• [Short task]:
Only a number is wanted: how many lines in these records contain the word "best"?

• [Records for the task]:
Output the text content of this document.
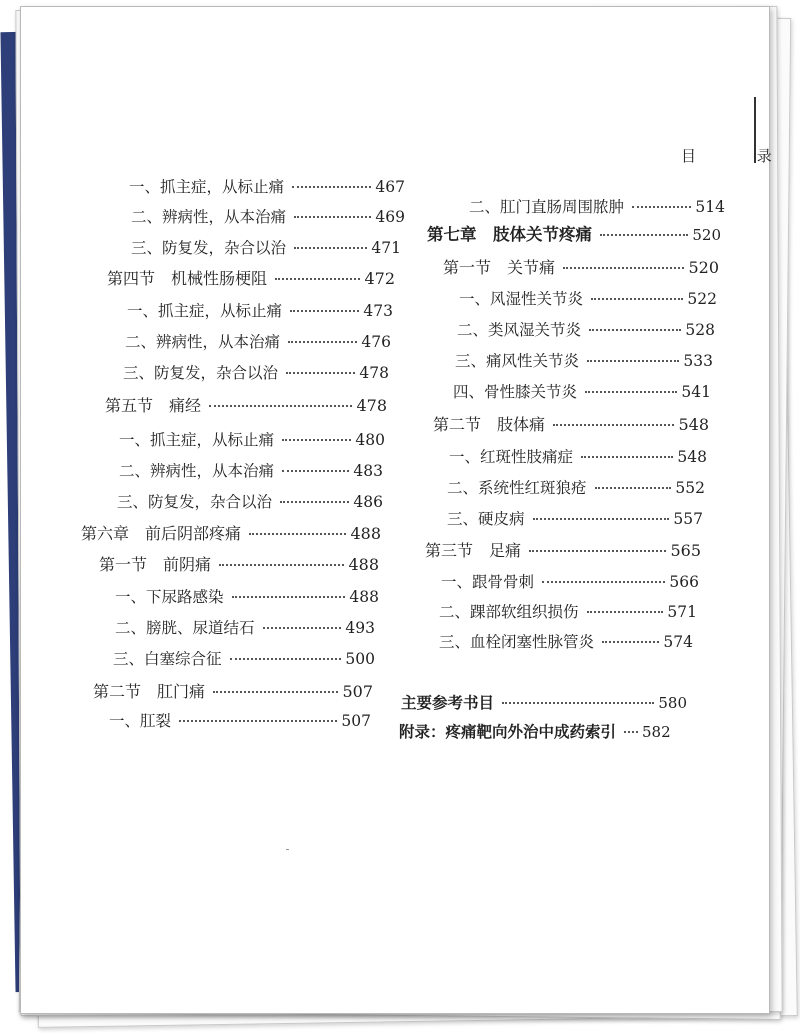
目 录
一、抓主症，从标止痛	467
二、辨病性，从本治痛	469
三、防复发，杂合以治	471
第四节　机械性肠梗阻	472
一、抓主症，从标止痛	473
二、辨病性，从本治痛	476
三、防复发，杂合以治	478
第五节　痛经	478
一、抓主症，从标止痛	480
二、辨病性，从本治痛	483
三、防复发，杂合以治	486
第六章　前后阴部疼痛	488
第一节　前阴痛	488
一、下尿路感染	488
二、膀胱、尿道结石	493
三、白塞综合征	500
第二节　肛门痛	507
一、肛裂	507
二、肛门直肠周围脓肿	514
第七章　肢体关节疼痛	520
第一节　关节痛	520
一、风湿性关节炎	522
二、类风湿关节炎	528
三、痛风性关节炎	533
四、骨性膝关节炎	541
第二节　肢体痛	548
一、红斑性肢痛症	548
二、系统性红斑狼疮	552
三、硬皮病	557
第三节　足痛	565
一、跟骨骨刺	566
二、踝部软组织损伤	571
三、血栓闭塞性脉管炎	574
主要参考书目	580
附录：疼痛靶向外治中成药索引	582
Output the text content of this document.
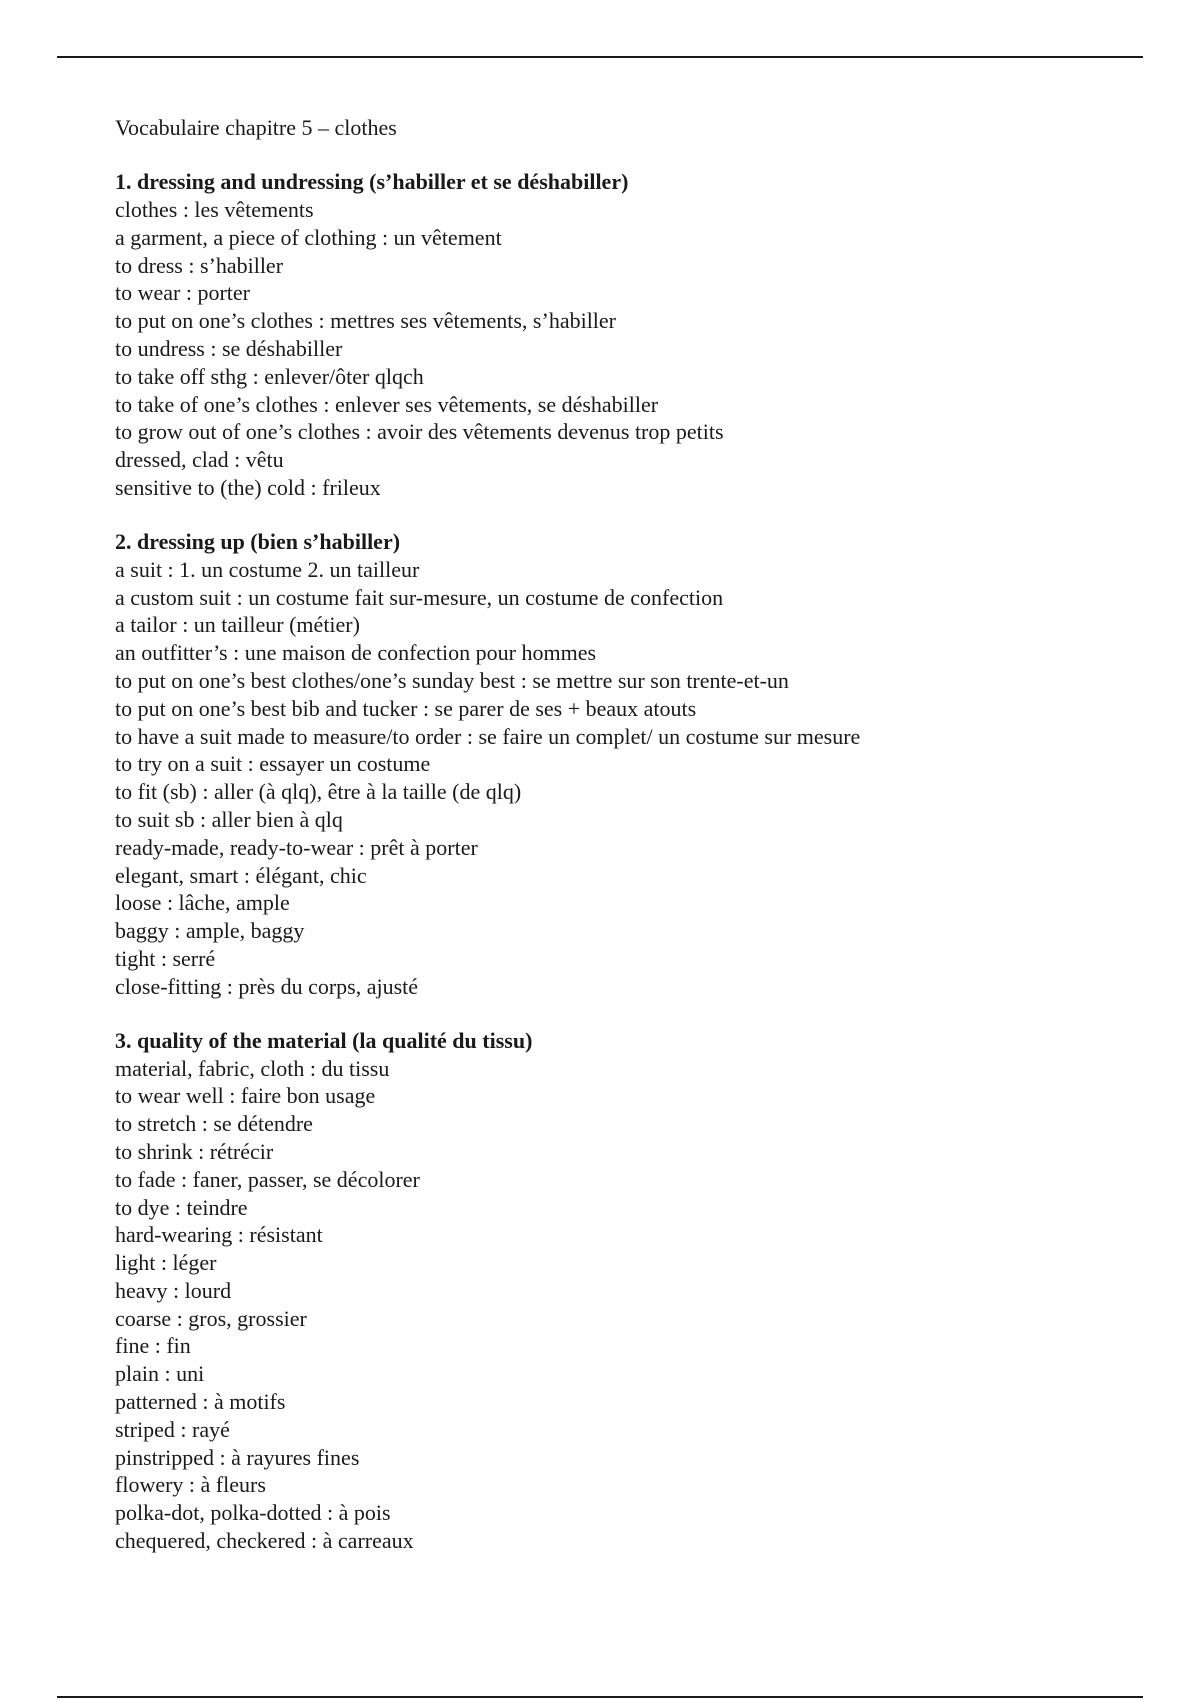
Vocabulaire chapitre 5 – clothes

1. dressing and undressing (s’habiller et se déshabiller)

clothes : les vêtements
a garment, a piece of clothing : un vêtement
to dress : s’habiller
to wear : porter
to put on one’s clothes : mettres ses vêtements, s’habiller
to undress : se déshabiller
to take off sthg : enlever/ôter qlqch
to take of one’s clothes : enlever ses vêtements, se déshabiller
to grow out of one’s clothes : avoir des vêtements devenus trop petits
dressed, clad : vêtu
sensitive to (the) cold : frileux

2. dressing up (bien s’habiller)

a suit : 1. un costume 2. un tailleur
a custom suit : un costume fait sur-mesure, un costume de confection
a tailor : un tailleur (métier)
an outfitter’s : une maison de confection pour hommes
to put on one’s best clothes/one’s sunday best : se mettre sur son trente-et-un
to put on one’s best bib and tucker : se parer de ses + beaux atouts
to have a suit made to measure/to order : se faire un complet/ un costume sur mesure
to try on a suit : essayer un costume
to fit (sb) : aller (à qlq), être à la taille (de qlq)
to suit sb : aller bien à qlq
ready-made, ready-to-wear : prêt à porter
elegant, smart : élégant, chic
loose : lâche, ample
baggy : ample, baggy
tight : serré
close-fitting : près du corps, ajusté

3. quality of the material (la qualité du tissu)

material, fabric, cloth : du tissu
to wear well : faire bon usage
to stretch : se détendre
to shrink : rétrécir
to fade : faner, passer, se décolorer
to dye : teindre
hard-wearing : résistant
light : léger
heavy : lourd
coarse : gros, grossier
fine : fin
plain : uni
patterned : à motifs
striped : rayé
pinstripped : à rayures fines
flowery : à fleurs
polka-dot, polka-dotted : à pois
chequered, checkered : à carreaux
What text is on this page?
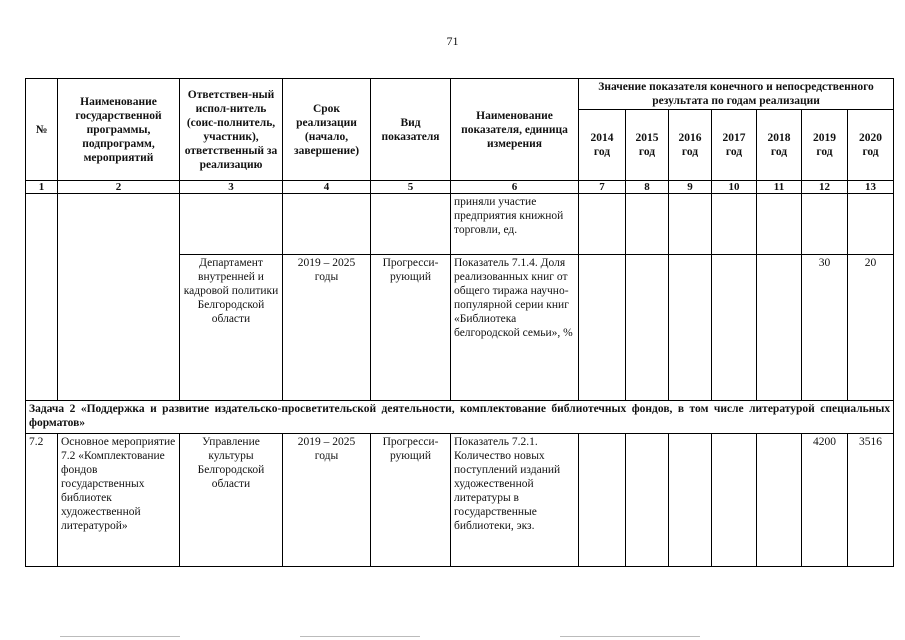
71
№	Наименование государственной программы, подпрограмм, мероприятий	Ответствен-ный испол-нитель (соис-полнитель, участник), ответственный за реализацию	Срок реализации (начало, завершение)	Вид показателя	Наименование показателя, единица измерения	Значение показателя конечного и непосредственного результата по годам реализации						
						2014 год	2015 год	2016 год	2017 год	2018 год	2019 год	2020 год
1	2	3	4	5	6	7	8	9	10	11	12	13
					приняли участие предприятия книжной торговли, ед.							
		Департамент внутренней и кадровой политики Белгородской области	2019 – 2025 годы	Прогресси-рующий	Показатель 7.1.4. Доля реализованных книг от общего тиража научно-популярной серии книг «Библиотека белгородской семьи», %						30	20
Задача 2 «Поддержка и развитие издательско-просветительской деятельности, комплектование библиотечных фондов, в том числе литературой специальных форматов»												
7.2	Основное мероприятие 7.2 «Комплектование фондов государственных библиотек художественной литературой»	Управление культуры Белгородской области	2019 – 2025 годы	Прогресси-рующий	Показатель 7.2.1. Количество новых поступлений изданий художественной литературы в государственные библиотеки, экз.						4200	3516
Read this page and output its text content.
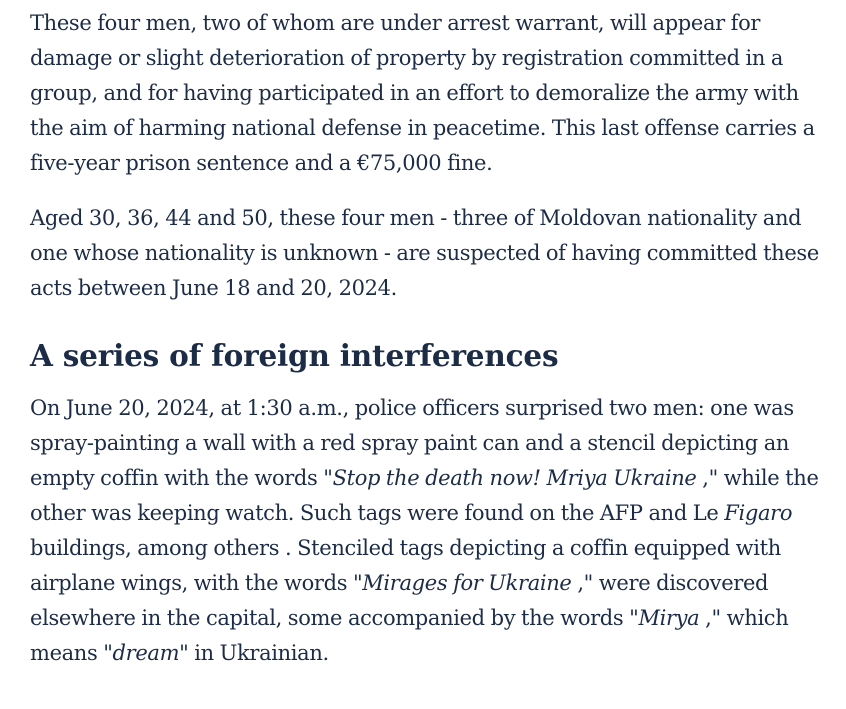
These four men, two of whom are under arrest warrant, will appear for damage or slight deterioration of property by registration committed in a group, and for having participated in an effort to demoralize the army with the aim of harming national defense in peacetime. This last offense carries a five-year prison sentence and a €75,000 fine.

Aged 30, 36, 44 and 50, these four men - three of Moldovan nationality and one whose nationality is unknown - are suspected of having committed these acts between June 18 and 20, 2024.

A series of foreign interferences

On June 20, 2024, at 1:30 a.m., police officers surprised two men: one was spray-painting a wall with a red spray paint can and a stencil depicting an empty coffin with the words "Stop the death now! Mriya Ukraine ," while the other was keeping watch. Such tags were found on the AFP and Le Figaro buildings, among others . Stenciled tags depicting a coffin equipped with airplane wings, with the words "Mirages for Ukraine ," were discovered elsewhere in the capital, some accompanied by the words "Mirya ," which means "dream" in Ukrainian.
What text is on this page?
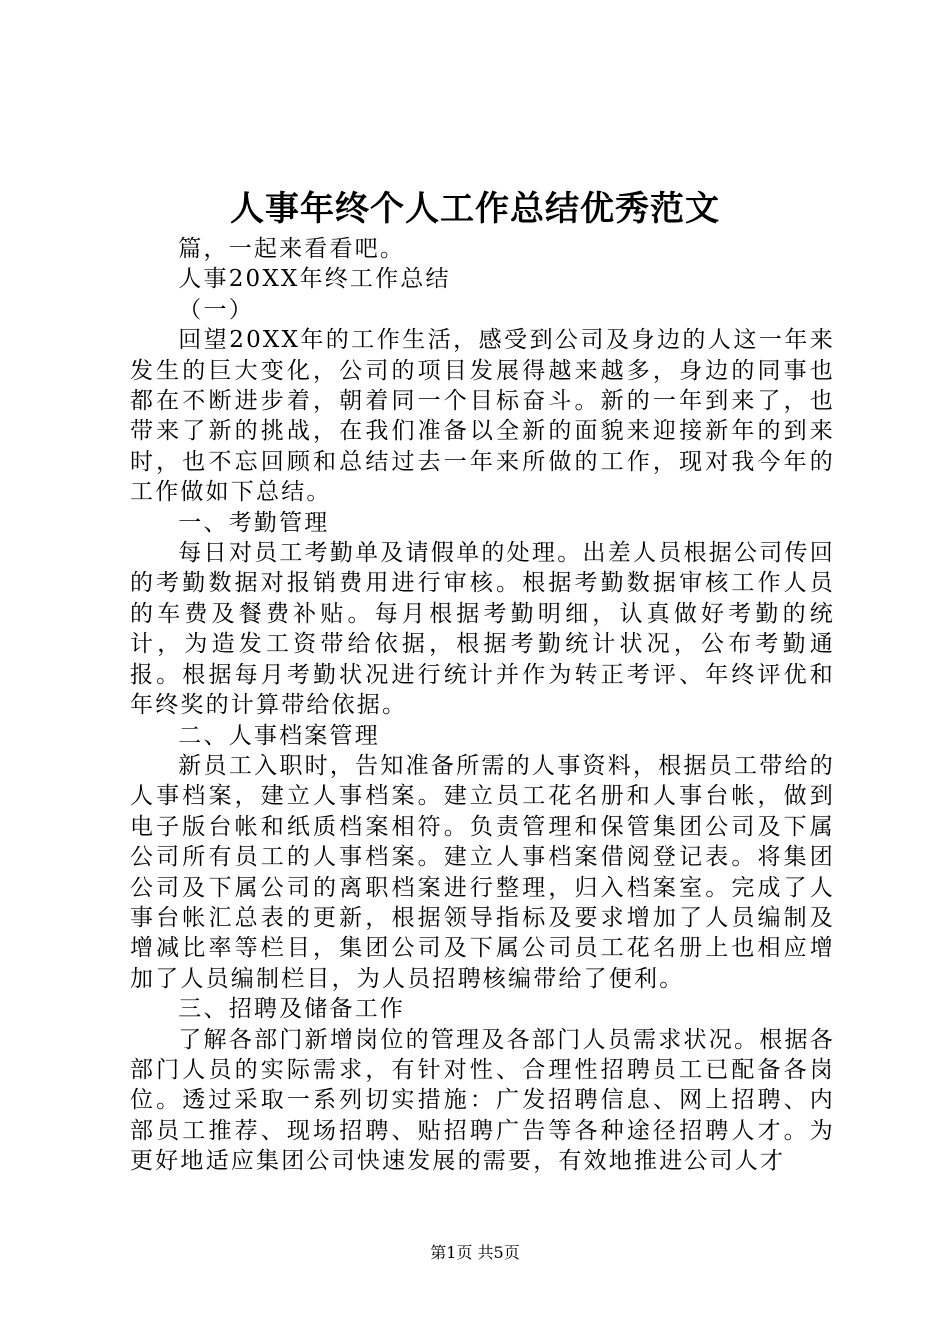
人事年终个人工作总结优秀范文

篇，一起来看看吧。

人事20XX年终工作总结

（一）

回望20XX年的工作生活，感受到公司及身边的人这一年来发生的巨大变化，公司的项目发展得越来越多，身边的同事也都在不断进步着，朝着同一个目标奋斗。新的一年到来了，也带来了新的挑战，在我们准备以全新的面貌来迎接新年的到来时，也不忘回顾和总结过去一年来所做的工作，现对我今年的工作做如下总结。

一、考勤管理

每日对员工考勤单及请假单的处理。出差人员根据公司传回的考勤数据对报销费用进行审核。根据考勤数据审核工作人员的车费及餐费补贴。每月根据考勤明细，认真做好考勤的统计，为造发工资带给依据，根据考勤统计状况，公布考勤通报。根据每月考勤状况进行统计并作为转正考评、年终评优和年终奖的计算带给依据。

二、人事档案管理

新员工入职时，告知准备所需的人事资料，根据员工带给的人事档案，建立人事档案。建立员工花名册和人事台帐，做到电子版台帐和纸质档案相符。负责管理和保管集团公司及下属公司所有员工的人事档案。建立人事档案借阅登记表。将集团公司及下属公司的离职档案进行整理，归入档案室。完成了人事台帐汇总表的更新，根据领导指标及要求增加了人员编制及增减比率等栏目，集团公司及下属公司员工花名册上也相应增加了人员编制栏目，为人员招聘核编带给了便利。

三、招聘及储备工作

了解各部门新增岗位的管理及各部门人员需求状况。根据各部门人员的实际需求，有针对性、合理性招聘员工已配备各岗位。透过采取一系列切实措施：广发招聘信息、网上招聘、内部员工推荐、现场招聘、贴招聘广告等各种途径招聘人才。为更好地适应集团公司快速发展的需要，有效地推进公司人才

第1页 共5页
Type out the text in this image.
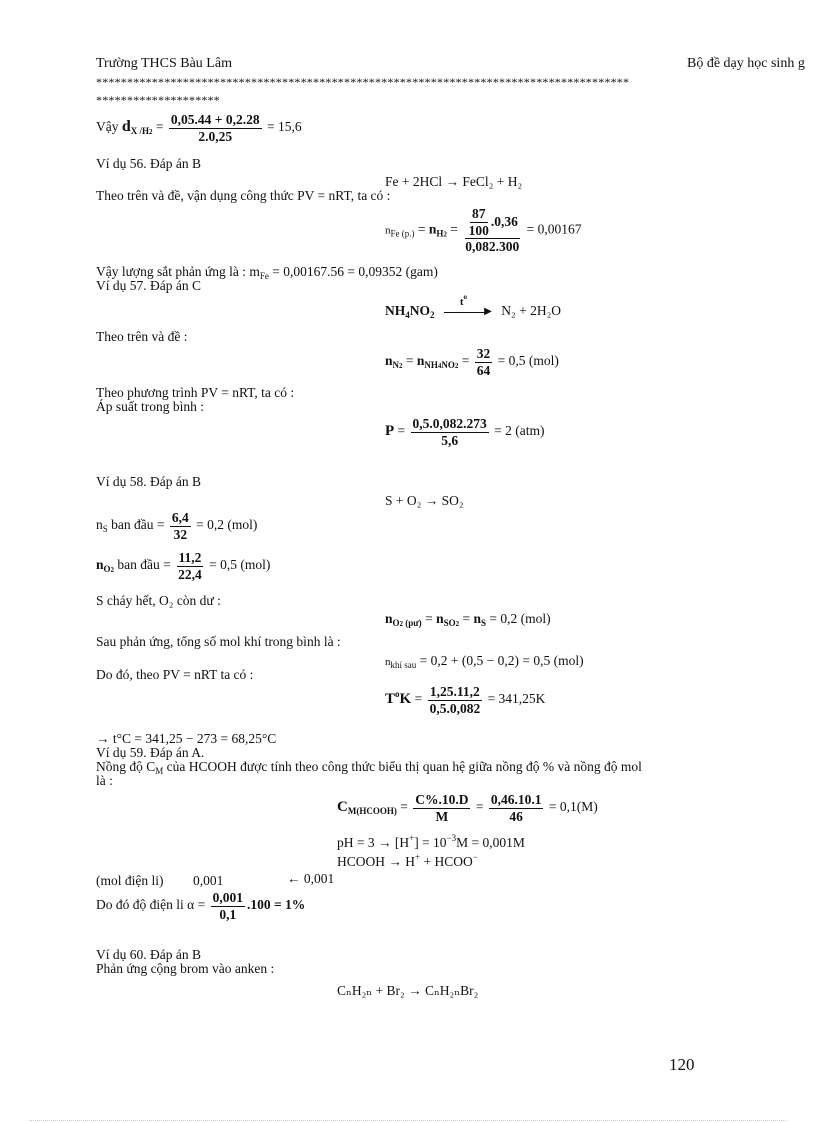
Trường THCS Bàu Lâm	Bộ đề dạy học sinh g
**************************************************************************************
********************
Vậy $d_{X /H2} = \frac{0,05.44 + 0,2.28}{2.0,25} = 15,6$
Ví dụ 56. Đáp án B
Fe + 2HCl → FeCl₂ + H₂
Theo trên và đề, vận dụng công thức PV = nRT, ta có :
$n_{Fe (p.)} = n_{H2} = \frac{\frac{87}{100} .0,36}{0,082.300} = 0,00167$
Vậy lượng sắt phản ứng là : $m_{Fe} = 0,00167.56 = 0,09352$ (gam)
Ví dụ 57. Đáp án C
$NH_4NO_2$
$t^o$
▶ N₂ + 2H₂O
Theo trên và đề :
$n_{N2} = n_{NH4NO2} = \frac{32}{64} = 0,5$ (mol)
Theo phương trình PV = nRT, ta có :
Áp suất trong bình :
$P = \frac{0,5.0,082.273}{5,6} = 2$ (atm)
Ví dụ 58. Đáp án B
S + O₂ → SO₂
$n_S$ ban đầu = $\frac{6,4}{32} = 0,2$ (mol)
$n_{O2}$ ban đầu = $\frac{11,2}{22,4} = 0,5$ (mol)
S cháy hết, O₂ còn dư :
$n_{O2}$ $_{(pư)} = n_{SO2} = n_S = 0,2$ (mol)
Sau phản ứng, tổng số mol khí trong bình là :
$n_{khí sau} = 0,2 + (0,5 - 0,2) = 0,5$ (mol)
Do đó, theo PV = nRT ta có :
$T^oK = \frac{1,25.11,2}{0,5.0,082} = 341,25K$
→ t°C = 341,25 − 273 = 68,25°C
Ví dụ 59. Đáp án A.
Nồng độ $C_M$ của HCOOH được tính theo công thức biểu thị quan hệ giữa nồng độ % và nồng độ mol
là :
$C_{M(HCOOH)} = \frac{C\%.10.D}{M} = \frac{0,46.10.1}{46} = 0,1(M)$
pH = $3 \to [H^+] = 10^{-3}M = 0,001M$
HCOOH → H+ + HCOO−
(mol điện li) 0,001	← 0,001
Do đó độ điện li $\alpha = \frac{0,001}{0,1} .100 = 1\%$
Ví dụ 60. Đáp án B
Phản ứng cộng brom vào anken :
CₙH₂ₙ + Br₂ → CₙH₂ₙBr₂
120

• [Answer]:
2